▼

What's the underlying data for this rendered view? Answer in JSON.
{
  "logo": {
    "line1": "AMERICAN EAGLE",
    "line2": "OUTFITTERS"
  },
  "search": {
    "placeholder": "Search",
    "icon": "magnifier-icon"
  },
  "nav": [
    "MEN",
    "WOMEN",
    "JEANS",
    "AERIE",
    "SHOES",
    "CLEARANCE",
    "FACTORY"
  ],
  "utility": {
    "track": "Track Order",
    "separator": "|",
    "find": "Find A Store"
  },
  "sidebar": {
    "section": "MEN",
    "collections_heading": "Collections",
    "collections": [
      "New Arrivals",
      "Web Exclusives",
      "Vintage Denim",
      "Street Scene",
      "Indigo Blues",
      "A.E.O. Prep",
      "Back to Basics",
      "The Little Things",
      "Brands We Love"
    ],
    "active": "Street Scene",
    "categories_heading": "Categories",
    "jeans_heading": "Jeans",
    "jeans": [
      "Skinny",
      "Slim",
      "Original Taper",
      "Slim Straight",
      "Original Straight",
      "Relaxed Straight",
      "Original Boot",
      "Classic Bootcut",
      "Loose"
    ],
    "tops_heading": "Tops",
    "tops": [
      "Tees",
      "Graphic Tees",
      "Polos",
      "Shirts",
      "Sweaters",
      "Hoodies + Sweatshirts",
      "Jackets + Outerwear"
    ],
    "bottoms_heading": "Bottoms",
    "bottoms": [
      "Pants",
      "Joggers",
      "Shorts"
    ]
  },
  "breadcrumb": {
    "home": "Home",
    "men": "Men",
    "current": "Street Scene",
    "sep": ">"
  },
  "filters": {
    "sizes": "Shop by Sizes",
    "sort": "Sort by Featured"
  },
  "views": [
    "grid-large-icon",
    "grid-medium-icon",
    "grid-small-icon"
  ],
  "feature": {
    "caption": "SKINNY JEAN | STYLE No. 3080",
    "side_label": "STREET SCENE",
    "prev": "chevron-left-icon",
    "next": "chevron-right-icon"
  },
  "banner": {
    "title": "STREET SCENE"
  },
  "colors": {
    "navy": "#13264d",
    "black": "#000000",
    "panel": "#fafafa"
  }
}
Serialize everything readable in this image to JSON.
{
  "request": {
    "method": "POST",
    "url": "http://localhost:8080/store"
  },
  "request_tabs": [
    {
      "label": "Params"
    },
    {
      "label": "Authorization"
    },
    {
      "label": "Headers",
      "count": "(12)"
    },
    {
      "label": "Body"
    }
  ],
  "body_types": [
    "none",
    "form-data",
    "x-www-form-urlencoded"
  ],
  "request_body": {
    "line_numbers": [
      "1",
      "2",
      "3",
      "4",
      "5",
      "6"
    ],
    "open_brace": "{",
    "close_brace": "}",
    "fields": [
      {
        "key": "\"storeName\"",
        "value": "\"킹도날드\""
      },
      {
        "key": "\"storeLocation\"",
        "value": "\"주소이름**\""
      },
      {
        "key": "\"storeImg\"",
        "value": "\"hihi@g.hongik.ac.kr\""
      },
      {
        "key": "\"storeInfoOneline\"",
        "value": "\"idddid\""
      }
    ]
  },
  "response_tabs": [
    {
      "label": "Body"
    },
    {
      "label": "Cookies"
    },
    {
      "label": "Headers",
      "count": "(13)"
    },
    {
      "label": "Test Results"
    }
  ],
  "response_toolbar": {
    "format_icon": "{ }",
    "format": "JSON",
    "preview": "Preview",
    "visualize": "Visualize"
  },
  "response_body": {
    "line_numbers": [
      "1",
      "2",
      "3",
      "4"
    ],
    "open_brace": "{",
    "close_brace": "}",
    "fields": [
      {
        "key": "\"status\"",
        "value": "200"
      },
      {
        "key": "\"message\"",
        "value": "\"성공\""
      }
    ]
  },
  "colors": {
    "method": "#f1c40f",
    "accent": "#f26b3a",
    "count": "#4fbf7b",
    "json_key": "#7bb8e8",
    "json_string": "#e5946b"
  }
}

▲
▼

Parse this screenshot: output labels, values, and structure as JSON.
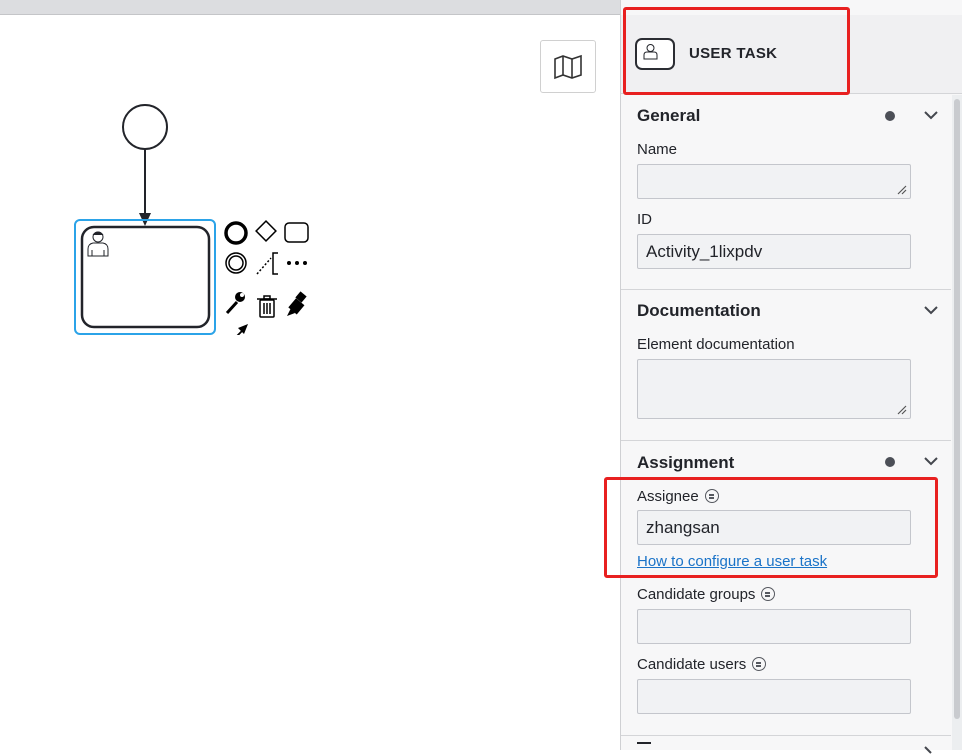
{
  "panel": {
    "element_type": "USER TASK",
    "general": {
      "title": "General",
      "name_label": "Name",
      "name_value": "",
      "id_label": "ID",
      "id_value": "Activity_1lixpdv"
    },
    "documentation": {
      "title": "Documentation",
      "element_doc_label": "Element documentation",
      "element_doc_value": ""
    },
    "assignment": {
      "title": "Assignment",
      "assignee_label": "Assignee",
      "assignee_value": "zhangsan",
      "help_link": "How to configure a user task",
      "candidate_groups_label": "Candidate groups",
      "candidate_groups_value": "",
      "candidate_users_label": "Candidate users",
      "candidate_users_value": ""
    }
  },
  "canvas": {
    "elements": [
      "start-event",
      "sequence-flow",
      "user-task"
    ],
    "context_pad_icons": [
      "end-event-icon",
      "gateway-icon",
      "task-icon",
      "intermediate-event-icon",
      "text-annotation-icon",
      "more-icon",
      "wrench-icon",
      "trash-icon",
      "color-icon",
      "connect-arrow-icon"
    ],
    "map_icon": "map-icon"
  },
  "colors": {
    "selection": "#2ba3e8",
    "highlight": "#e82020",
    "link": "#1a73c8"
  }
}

▲
▼

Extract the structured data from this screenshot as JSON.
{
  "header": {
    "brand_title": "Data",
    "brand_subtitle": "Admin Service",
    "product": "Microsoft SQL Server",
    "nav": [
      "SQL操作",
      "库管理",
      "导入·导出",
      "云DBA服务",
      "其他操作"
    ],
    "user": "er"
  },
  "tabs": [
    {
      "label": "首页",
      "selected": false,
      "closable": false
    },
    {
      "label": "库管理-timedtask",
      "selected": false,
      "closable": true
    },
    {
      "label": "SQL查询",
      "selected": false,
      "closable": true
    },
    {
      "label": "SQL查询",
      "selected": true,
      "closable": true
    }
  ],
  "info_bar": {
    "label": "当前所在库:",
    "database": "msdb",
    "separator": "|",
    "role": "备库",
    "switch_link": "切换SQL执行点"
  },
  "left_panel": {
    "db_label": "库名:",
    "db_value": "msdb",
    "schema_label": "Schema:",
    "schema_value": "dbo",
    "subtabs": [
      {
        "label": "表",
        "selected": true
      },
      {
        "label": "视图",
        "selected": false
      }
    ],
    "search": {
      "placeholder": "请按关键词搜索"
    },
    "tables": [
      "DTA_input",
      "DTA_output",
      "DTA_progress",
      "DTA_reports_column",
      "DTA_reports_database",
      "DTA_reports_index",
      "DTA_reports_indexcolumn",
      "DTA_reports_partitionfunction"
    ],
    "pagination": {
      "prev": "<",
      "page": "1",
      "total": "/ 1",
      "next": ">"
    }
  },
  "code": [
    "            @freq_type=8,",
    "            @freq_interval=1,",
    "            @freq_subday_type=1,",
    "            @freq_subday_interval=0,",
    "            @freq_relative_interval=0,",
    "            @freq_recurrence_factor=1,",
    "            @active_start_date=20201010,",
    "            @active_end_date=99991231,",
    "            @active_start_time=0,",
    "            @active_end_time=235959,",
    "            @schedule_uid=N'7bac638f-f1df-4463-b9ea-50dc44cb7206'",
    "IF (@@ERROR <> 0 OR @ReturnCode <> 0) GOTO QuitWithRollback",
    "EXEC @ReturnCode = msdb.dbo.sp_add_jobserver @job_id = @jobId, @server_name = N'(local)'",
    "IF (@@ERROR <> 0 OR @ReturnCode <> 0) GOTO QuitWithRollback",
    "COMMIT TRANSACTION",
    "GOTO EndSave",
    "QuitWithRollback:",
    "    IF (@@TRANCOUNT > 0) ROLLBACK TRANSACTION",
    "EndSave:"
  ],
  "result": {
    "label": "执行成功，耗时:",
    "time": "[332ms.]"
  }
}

▲

Report only a number: how many lines in the material above contain the string "grid".

3